-------- Given information --------
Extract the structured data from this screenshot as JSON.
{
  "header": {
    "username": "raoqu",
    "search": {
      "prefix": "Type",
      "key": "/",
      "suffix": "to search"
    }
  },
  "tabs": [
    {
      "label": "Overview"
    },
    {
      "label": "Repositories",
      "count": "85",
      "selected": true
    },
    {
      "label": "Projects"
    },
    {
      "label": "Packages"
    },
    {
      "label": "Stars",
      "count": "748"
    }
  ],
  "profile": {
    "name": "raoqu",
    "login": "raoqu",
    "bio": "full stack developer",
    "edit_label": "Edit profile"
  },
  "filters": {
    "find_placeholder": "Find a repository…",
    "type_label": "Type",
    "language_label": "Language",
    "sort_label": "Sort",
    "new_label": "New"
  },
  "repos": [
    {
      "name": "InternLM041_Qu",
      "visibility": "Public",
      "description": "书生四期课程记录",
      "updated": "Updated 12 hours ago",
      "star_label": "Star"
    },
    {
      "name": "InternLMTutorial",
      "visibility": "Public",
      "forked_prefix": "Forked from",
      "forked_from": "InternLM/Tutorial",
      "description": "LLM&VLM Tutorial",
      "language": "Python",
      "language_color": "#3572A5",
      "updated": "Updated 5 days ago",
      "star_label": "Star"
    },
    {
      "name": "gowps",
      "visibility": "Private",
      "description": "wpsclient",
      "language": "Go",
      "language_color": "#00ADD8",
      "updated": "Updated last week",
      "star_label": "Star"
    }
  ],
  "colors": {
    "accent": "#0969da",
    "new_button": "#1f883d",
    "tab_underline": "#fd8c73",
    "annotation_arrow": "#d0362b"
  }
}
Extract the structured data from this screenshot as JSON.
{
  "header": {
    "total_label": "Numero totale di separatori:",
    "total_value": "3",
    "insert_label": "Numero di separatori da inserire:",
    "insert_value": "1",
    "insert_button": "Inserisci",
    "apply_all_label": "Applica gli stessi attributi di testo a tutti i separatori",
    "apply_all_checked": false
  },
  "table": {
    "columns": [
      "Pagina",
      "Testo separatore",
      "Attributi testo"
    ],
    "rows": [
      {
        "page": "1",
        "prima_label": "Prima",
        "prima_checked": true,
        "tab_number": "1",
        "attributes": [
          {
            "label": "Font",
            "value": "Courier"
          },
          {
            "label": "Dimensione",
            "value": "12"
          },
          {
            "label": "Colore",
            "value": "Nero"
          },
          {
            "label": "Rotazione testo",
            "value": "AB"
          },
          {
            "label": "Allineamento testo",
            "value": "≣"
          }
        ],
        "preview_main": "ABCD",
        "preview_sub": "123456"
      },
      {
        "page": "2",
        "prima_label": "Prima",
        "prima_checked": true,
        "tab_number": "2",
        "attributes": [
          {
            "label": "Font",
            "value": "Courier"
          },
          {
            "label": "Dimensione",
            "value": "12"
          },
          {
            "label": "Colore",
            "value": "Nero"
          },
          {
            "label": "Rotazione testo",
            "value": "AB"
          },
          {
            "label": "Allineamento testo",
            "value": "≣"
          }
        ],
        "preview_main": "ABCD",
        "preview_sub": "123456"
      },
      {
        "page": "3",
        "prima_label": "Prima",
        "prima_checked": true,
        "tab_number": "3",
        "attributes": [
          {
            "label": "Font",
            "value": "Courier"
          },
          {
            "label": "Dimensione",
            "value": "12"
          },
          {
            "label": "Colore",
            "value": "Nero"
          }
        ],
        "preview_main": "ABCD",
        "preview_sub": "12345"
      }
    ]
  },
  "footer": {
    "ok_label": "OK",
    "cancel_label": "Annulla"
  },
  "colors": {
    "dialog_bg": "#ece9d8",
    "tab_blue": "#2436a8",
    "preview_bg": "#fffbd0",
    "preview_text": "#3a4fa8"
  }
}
--------
### Goal of the exercise:
Make an exact copy of every entry.

### Problem solution:
Extract the structured data from this screenshot as JSON.
{
  "header": {
    "username": "raoqu",
    "search": {
      "prefix": "Type",
      "key": "/",
      "suffix": "to search"
    }
  },
  "tabs": [
    {
      "label": "Overview"
    },
    {
      "label": "Repositories",
      "count": "85",
      "selected": true
    },
    {
      "label": "Projects"
    },
    {
      "label": "Packages"
    },
    {
      "label": "Stars",
      "count": "748"
    }
  ],
  "profile": {
    "name": "raoqu",
    "login": "raoqu",
    "bio": "full stack developer",
    "edit_label": "Edit profile"
  },
  "filters": {
    "find_placeholder": "Find a repository…",
    "type_label": "Type",
    "language_label": "Language",
    "sort_label": "Sort",
    "new_label": "New"
  },
  "repos": [
    {
      "name": "InternLM041_Qu",
      "visibility": "Public",
      "description": "书生四期课程记录",
      "updated": "Updated 12 hours ago",
      "star_label": "Star"
    },
    {
      "name": "InternLMTutorial",
      "visibility": "Public",
      "forked_prefix": "Forked from",
      "forked_from": "InternLM/Tutorial",
      "description": "LLM&VLM Tutorial",
      "language": "Python",
      "language_color": "#3572A5",
      "updated": "Updated 5 days ago",
      "star_label": "Star"
    },
    {
      "name": "gowps",
      "visibility": "Private",
      "description": "wpsclient",
      "language": "Go",
      "language_color": "#00ADD8",
      "updated": "Updated last week",
      "star_label": "Star"
    }
  ],
  "colors": {
    "accent": "#0969da",
    "new_button": "#1f883d",
    "tab_underline": "#fd8c73",
    "annotation_arrow": "#d0362b"
  }
}
Extract the structured data from this screenshot as JSON.
{
  "header": {
    "total_label": "Numero totale di separatori:",
    "total_value": "3",
    "insert_label": "Numero di separatori da inserire:",
    "insert_value": "1",
    "insert_button": "Inserisci",
    "apply_all_label": "Applica gli stessi attributi di testo a tutti i separatori",
    "apply_all_checked": false
  },
  "table": {
    "columns": [
      "Pagina",
      "Testo separatore",
      "Attributi testo"
    ],
    "rows": [
      {
        "page": "1",
        "prima_label": "Prima",
        "prima_checked": true,
        "tab_number": "1",
        "attributes": [
          {
            "label": "Font",
            "value": "Courier"
          },
          {
            "label": "Dimensione",
            "value": "12"
          },
          {
            "label": "Colore",
            "value": "Nero"
          },
          {
            "label": "Rotazione testo",
            "value": "AB"
          },
          {
            "label": "Allineamento testo",
            "value": "≣"
          }
        ],
        "preview_main": "ABCD",
        "preview_sub": "123456"
      },
      {
        "page": "2",
        "prima_label": "Prima",
        "prima_checked": true,
        "tab_number": "2",
        "attributes": [
          {
            "label": "Font",
            "value": "Courier"
          },
          {
            "label": "Dimensione",
            "value": "12"
          },
          {
            "label": "Colore",
            "value": "Nero"
          },
          {
            "label": "Rotazione testo",
            "value": "AB"
          },
          {
            "label": "Allineamento testo",
            "value": "≣"
          }
        ],
        "preview_main": "ABCD",
        "preview_sub": "123456"
      },
      {
        "page": "3",
        "prima_label": "Prima",
        "prima_checked": true,
        "tab_number": "3",
        "attributes": [
          {
            "label": "Font",
            "value": "Courier"
          },
          {
            "label": "Dimensione",
            "value": "12"
          },
          {
            "label": "Colore",
            "value": "Nero"
          }
        ],
        "preview_main": "ABCD",
        "preview_sub": "12345"
      }
    ]
  },
  "footer": {
    "ok_label": "OK",
    "cancel_label": "Annulla"
  },
  "colors": {
    "dialog_bg": "#ece9d8",
    "tab_blue": "#2436a8",
    "preview_bg": "#fffbd0",
    "preview_text": "#3a4fa8"
  }
}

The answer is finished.